▶ **PAGE EXCERPT**
Until the Separation Time, the Rights will be evidenced by the certificates representing the associated Common Shares and will be transferable only together with the associated Common Shares. After the Separation Time, separate certificates evidencing the Rights will be mailed to holders of record of Voting Shares (other than any shareholder or group of shareholders making a take-over bid) as of the Separation Time and such separate Rights certificates alone will evidence the Rights.

The Rights will be listed on the TSX subject to the Company complying with the requirements of the TSX.

Separation Time

The Rights are not exercisable and do not trade separately from their associated Voting Shares until the “Separation Time.” The “Separation Time” is the close of business on the tenth trading day after the earliest of (i) the Stock Acquisition Date, which is the first date of public announcement of facts indicating that a person has become an Acquiring Person (as defined below); (ii) the date of the commencement of, or first public announcement of the current intention of any person (other than the Company or any subsidiary of the Company) to commence, a take-over bid (other than a Permitted Bid or a Competing Permitted Bid, each as defined below); and (iii) the date upon which a Permitted Bid ceases to be one. The Separation Time can also be such later date as may from time to time be determined by the Board.

▶ **EXERCISES TO COMPLETE**
1 - List the events in the rights plan excerpt whose earliest date is used to determine the Separation Time.
2 - Summarize the rights plan excerpt in three sentences.
3 - According to the rights plan excerpt, on which exchange will the Rights be listed, and on what condition?

▶ **DATA EXCERPT**
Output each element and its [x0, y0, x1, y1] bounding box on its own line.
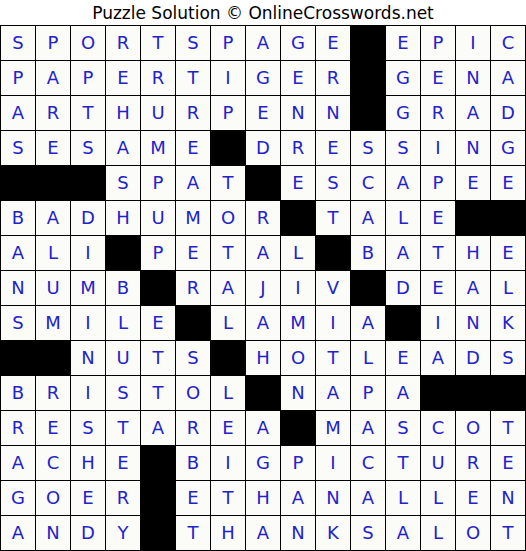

▶ **SOLUTIONS BY TASK**
1 -
1. The Stock Acquisition Date, which is the first date of public announcement of facts indicating that a person has become an Acquiring Person.
2. The date a take-over bid commences, or the date of the first public announcement of any person's current intention to commence one. This excludes a Permitted Bid or a Competing Permitted Bid, and excludes any bid by the Company or any subsidiary of the Company.
3. The date upon which a Permitted Bid ceases to be one.

2 - Until the Separation Time, the Rights are evidenced by the certificates for the associated Common Shares and cannot be exercised or traded separately from their associated Voting Shares. After that time, separate Rights certificates are mailed to holders of record of Voting Shares other than a shareholder or group making a take-over bid, and the Rights will be listed on the TSX if the Company complies with the TSX requirements. The Separation Time is the close of business on the tenth trading day after the earliest of three events, or a later date the Board determines: a Stock Acquisition Date, the commencement or announced intention of a take-over bid that is not a Permitted Bid or Competing Permitted Bid, or a Permitted Bid ceasing to be one.

3 - The TSX, subject to the Company complying with the requirements of the TSX.